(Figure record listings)
——————————

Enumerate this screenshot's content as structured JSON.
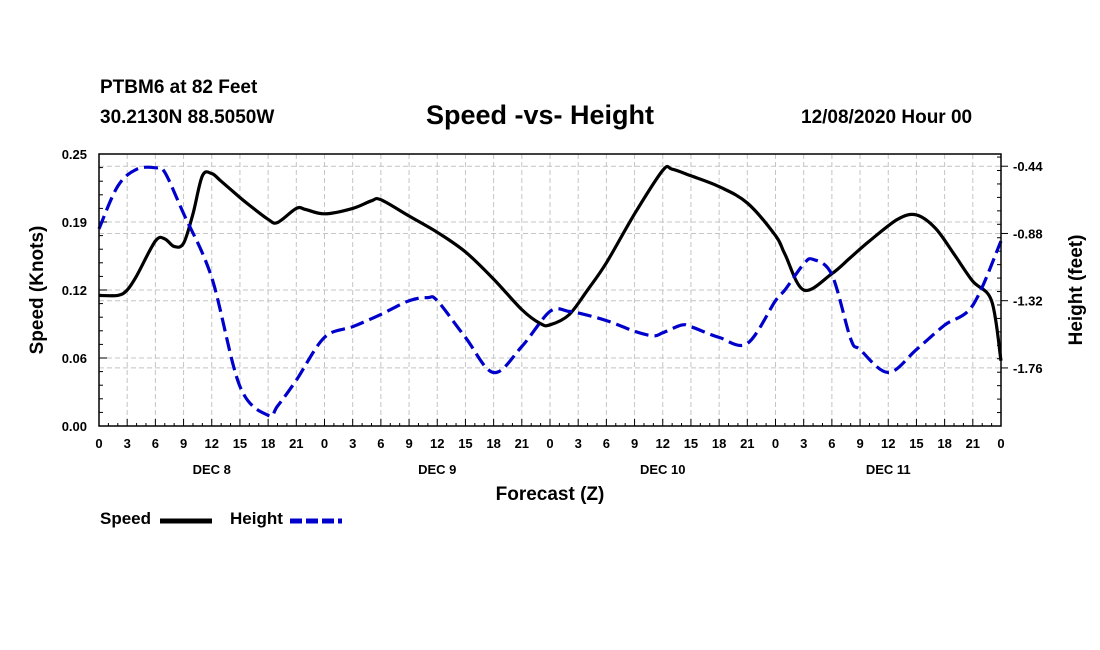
{
  "header": {
    "station": "PTBM6 at 82 Feet",
    "coords": "30.2130N 88.5050W",
    "title": "Speed -vs- Height",
    "timestamp": "12/08/2020 Hour 00"
  },
  "chart_data": {
    "type": "line",
    "title": "Speed -vs- Height",
    "xlabel": "Forecast (Z)",
    "ylabel_left": "Speed (Knots)",
    "ylabel_right": "Height (feet)",
    "xlim": [
      0,
      96
    ],
    "ylim_left": [
      0.0,
      0.25
    ],
    "ylim_right": [
      -2.14,
      -0.36
    ],
    "grid": true,
    "x_tick_labels": [
      "0",
      "3",
      "6",
      "9",
      "12",
      "15",
      "18",
      "21",
      "0",
      "3",
      "6",
      "9",
      "12",
      "15",
      "18",
      "21",
      "0",
      "3",
      "6",
      "9",
      "12",
      "15",
      "18",
      "21",
      "0",
      "3",
      "6",
      "9",
      "12",
      "15",
      "18",
      "21",
      "0"
    ],
    "left_ticks": [
      "0.00",
      "0.06",
      "0.12",
      "0.19",
      "0.25"
    ],
    "left_tick_values": [
      0.0,
      0.0625,
      0.125,
      0.1875,
      0.25
    ],
    "right_ticks": [
      "-0.44",
      "-0.88",
      "-1.32",
      "-1.76"
    ],
    "right_tick_values": [
      -0.44,
      -0.88,
      -1.32,
      -1.76
    ],
    "day_labels": [
      "DEC 8",
      "DEC 9",
      "DEC 10",
      "DEC 11"
    ],
    "legend_position": "bottom-left",
    "series": [
      {
        "name": "Speed",
        "axis": "left",
        "color": "#000000",
        "style": "solid",
        "x": [
          0,
          2,
          3,
          4,
          6,
          7,
          8,
          9,
          10,
          11,
          12,
          13,
          15,
          16,
          18,
          19,
          21,
          22,
          24,
          27,
          29,
          30,
          33,
          36,
          39,
          42,
          45,
          47,
          48,
          50,
          52,
          54,
          57,
          60,
          61,
          63,
          66,
          69,
          72,
          73,
          75,
          78,
          80,
          82,
          85,
          87,
          89,
          91,
          93,
          95,
          96
        ],
        "values": [
          0.12,
          0.12,
          0.125,
          0.138,
          0.17,
          0.172,
          0.165,
          0.168,
          0.195,
          0.23,
          0.232,
          0.225,
          0.21,
          0.203,
          0.19,
          0.187,
          0.2,
          0.199,
          0.195,
          0.2,
          0.207,
          0.208,
          0.193,
          0.178,
          0.16,
          0.135,
          0.107,
          0.094,
          0.093,
          0.102,
          0.125,
          0.15,
          0.195,
          0.235,
          0.236,
          0.23,
          0.22,
          0.205,
          0.175,
          0.158,
          0.125,
          0.14,
          0.155,
          0.17,
          0.19,
          0.194,
          0.182,
          0.158,
          0.133,
          0.115,
          0.06
        ]
      },
      {
        "name": "Height",
        "axis": "right",
        "color": "#0000cc",
        "style": "dashed",
        "x": [
          0,
          2,
          4,
          6,
          7,
          9,
          12,
          15,
          18,
          19,
          21,
          24,
          27,
          30,
          33,
          35,
          36,
          39,
          42,
          45,
          48,
          50,
          51,
          54,
          57,
          59,
          60,
          62,
          63,
          66,
          69,
          72,
          73,
          75,
          76,
          78,
          80,
          81,
          84,
          87,
          90,
          93,
          96
        ],
        "values": [
          -0.85,
          -0.57,
          -0.46,
          -0.45,
          -0.48,
          -0.75,
          -1.17,
          -1.88,
          -2.07,
          -2.01,
          -1.84,
          -1.56,
          -1.49,
          -1.41,
          -1.32,
          -1.3,
          -1.32,
          -1.56,
          -1.79,
          -1.62,
          -1.39,
          -1.39,
          -1.4,
          -1.45,
          -1.52,
          -1.55,
          -1.53,
          -1.48,
          -1.49,
          -1.56,
          -1.6,
          -1.32,
          -1.25,
          -1.08,
          -1.05,
          -1.15,
          -1.57,
          -1.64,
          -1.79,
          -1.64,
          -1.48,
          -1.35,
          -0.93
        ]
      }
    ]
  },
  "legend": {
    "speed_label": "Speed",
    "height_label": "Height"
  }
}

——————————

■ Given request: Above are records with pictures; repeat the records exactly and leave the pictures out.

■ Result for this task:
Enumerate this screenshot's content as structured JSON.
{
  "header": {
    "station": "PTBM6 at 82 Feet",
    "coords": "30.2130N 88.5050W",
    "title": "Speed -vs- Height",
    "timestamp": "12/08/2020 Hour 00"
  },
  "chart_data": {
    "type": "line",
    "title": "Speed -vs- Height",
    "xlabel": "Forecast (Z)",
    "ylabel_left": "Speed (Knots)",
    "ylabel_right": "Height (feet)",
    "xlim": [
      0,
      96
    ],
    "ylim_left": [
      0.0,
      0.25
    ],
    "ylim_right": [
      -2.14,
      -0.36
    ],
    "grid": true,
    "x_tick_labels": [
      "0",
      "3",
      "6",
      "9",
      "12",
      "15",
      "18",
      "21",
      "0",
      "3",
      "6",
      "9",
      "12",
      "15",
      "18",
      "21",
      "0",
      "3",
      "6",
      "9",
      "12",
      "15",
      "18",
      "21",
      "0",
      "3",
      "6",
      "9",
      "12",
      "15",
      "18",
      "21",
      "0"
    ],
    "left_ticks": [
      "0.00",
      "0.06",
      "0.12",
      "0.19",
      "0.25"
    ],
    "left_tick_values": [
      0.0,
      0.0625,
      0.125,
      0.1875,
      0.25
    ],
    "right_ticks": [
      "-0.44",
      "-0.88",
      "-1.32",
      "-1.76"
    ],
    "right_tick_values": [
      -0.44,
      -0.88,
      -1.32,
      -1.76
    ],
    "day_labels": [
      "DEC 8",
      "DEC 9",
      "DEC 10",
      "DEC 11"
    ],
    "legend_position": "bottom-left",
    "series": [
      {
        "name": "Speed",
        "axis": "left",
        "color": "#000000",
        "style": "solid",
        "x": [
          0,
          2,
          3,
          4,
          6,
          7,
          8,
          9,
          10,
          11,
          12,
          13,
          15,
          16,
          18,
          19,
          21,
          22,
          24,
          27,
          29,
          30,
          33,
          36,
          39,
          42,
          45,
          47,
          48,
          50,
          52,
          54,
          57,
          60,
          61,
          63,
          66,
          69,
          72,
          73,
          75,
          78,
          80,
          82,
          85,
          87,
          89,
          91,
          93,
          95,
          96
        ],
        "values": [
          0.12,
          0.12,
          0.125,
          0.138,
          0.17,
          0.172,
          0.165,
          0.168,
          0.195,
          0.23,
          0.232,
          0.225,
          0.21,
          0.203,
          0.19,
          0.187,
          0.2,
          0.199,
          0.195,
          0.2,
          0.207,
          0.208,
          0.193,
          0.178,
          0.16,
          0.135,
          0.107,
          0.094,
          0.093,
          0.102,
          0.125,
          0.15,
          0.195,
          0.235,
          0.236,
          0.23,
          0.22,
          0.205,
          0.175,
          0.158,
          0.125,
          0.14,
          0.155,
          0.17,
          0.19,
          0.194,
          0.182,
          0.158,
          0.133,
          0.115,
          0.06
        ]
      },
      {
        "name": "Height",
        "axis": "right",
        "color": "#0000cc",
        "style": "dashed",
        "x": [
          0,
          2,
          4,
          6,
          7,
          9,
          12,
          15,
          18,
          19,
          21,
          24,
          27,
          30,
          33,
          35,
          36,
          39,
          42,
          45,
          48,
          50,
          51,
          54,
          57,
          59,
          60,
          62,
          63,
          66,
          69,
          72,
          73,
          75,
          76,
          78,
          80,
          81,
          84,
          87,
          90,
          93,
          96
        ],
        "values": [
          -0.85,
          -0.57,
          -0.46,
          -0.45,
          -0.48,
          -0.75,
          -1.17,
          -1.88,
          -2.07,
          -2.01,
          -1.84,
          -1.56,
          -1.49,
          -1.41,
          -1.32,
          -1.3,
          -1.32,
          -1.56,
          -1.79,
          -1.62,
          -1.39,
          -1.39,
          -1.4,
          -1.45,
          -1.52,
          -1.55,
          -1.53,
          -1.48,
          -1.49,
          -1.56,
          -1.6,
          -1.32,
          -1.25,
          -1.08,
          -1.05,
          -1.15,
          -1.57,
          -1.64,
          -1.79,
          -1.64,
          -1.48,
          -1.35,
          -0.93
        ]
      }
    ]
  },
  "legend": {
    "speed_label": "Speed",
    "height_label": "Height"
  }
}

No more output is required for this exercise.